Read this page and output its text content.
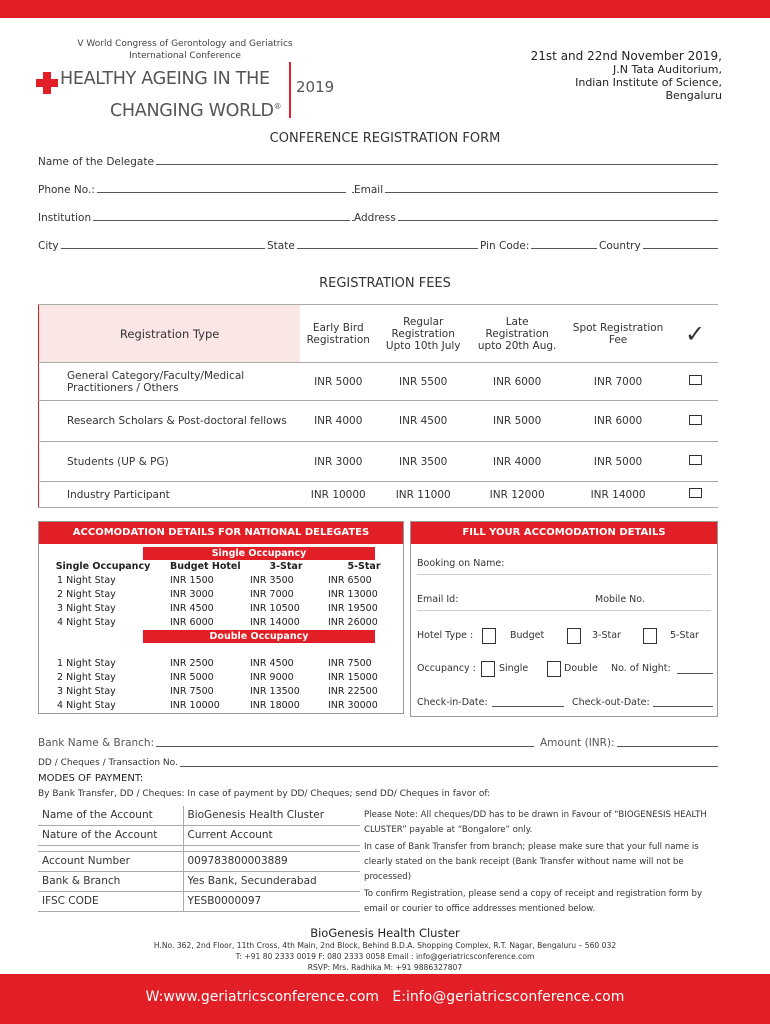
V World Congress of Gerontology and Geriatrics
International Conference
HEALTHY AGEING IN THE
CHANGING WORLD®
2019
21st and 22nd November 2019,
J.N Tata Auditorium,
Indian Institute of Science,
Bengaluru
CONFERENCE REGISTRATION FORM
Name of the Delegate
Phone No.:	Email
Institution	Address
City	State	Pin Code:	Country
REGISTRATION FEES
Registration Type	Early Bird Registration	Regular Registration Upto 10th July	Late Registration upto 20th Aug.	Spot Registration Fee	✓
General Category/Faculty/Medical Practitioners / Others	INR 5000	INR 5500	INR 6000	INR 7000	
Research Scholars & Post-doctoral fellows	INR 4000	INR 4500	INR 5000	INR 6000	
Students (UP & PG)	INR 3000	INR 3500	INR 4000	INR 5000	
Industry Participant	INR 10000	INR 11000	INR 12000	INR 14000	
ACCOMODATION DETAILS FOR NATIONAL DELEGATES
Single Occupancy
Single Occupancy	Budget Hotel	3-Star	5-Star
1 Night Stay	INR 1500	INR 3500	INR 6500
2 Night Stay	INR 3000	INR 7000	INR 13000
3 Night Stay	INR 4500	INR 10500	INR 19500
4 Night Stay	INR 6000	INR 14000	INR 26000
Double Occupancy
1 Night Stay	INR 2500	INR 4500	INR 7500
2 Night Stay	INR 5000	INR 9000	INR 15000
3 Night Stay	INR 7500	INR 13500	INR 22500
4 Night Stay	INR 10000	INR 18000	INR 30000
FILL YOUR ACCOMODATION DETAILS
Booking on Name:
Email Id:	Mobile No.
Hotel Type :	Budget	3-Star	5-Star
Occupancy : Single	Double No. of Night:
Check-in-Date:	Check-out-Date:
Bank Name & Branch:	Amount (INR):
DD / Cheques / Transaction No.
MODES OF PAYMENT:
By Bank Transfer, DD / Cheques: In case of payment by DD/ Cheques; send DD/ Cheques in favor of:
Name of the Account	BioGenesis Health Cluster
Nature of the Account	Current Account

Account Number	009783800003889
Bank & Branch	Yes Bank, Secunderabad
IFSC CODE	YESB0000097
Please Note: All cheques/DD has to be drawn in Favour of “BIOGENESIS HEALTH CLUSTER” payable at “Bongalore” only.
In case of Bank Transfer from branch; please make sure that your full name is clearly stated on the bank receipt (Bank Transfer without name will not be processed)
To confirm Registration, please send a copy of receipt and registration form by email or courier to office addresses mentioned below.
BioGenesis Health Cluster
H.No. 362, 2nd Floor, 11th Cross, 4th Main, 2nd Block, Behind B.D.A. Shopping Complex, R.T. Nagar, Bengaluru – 560 032
T: +91 80 2333 0019 F: 080 2333 0058 Email : info@geriatricsconference.com
RSVP: Mrs. Radhika M: +91 9886327807
W:www.geriatricsconference.com   E:info@geriatricsconference.com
======
# Required action
Report the number of lines, in the entries above, that contain the word "Stay", without any other text.

# Solution to this problem
8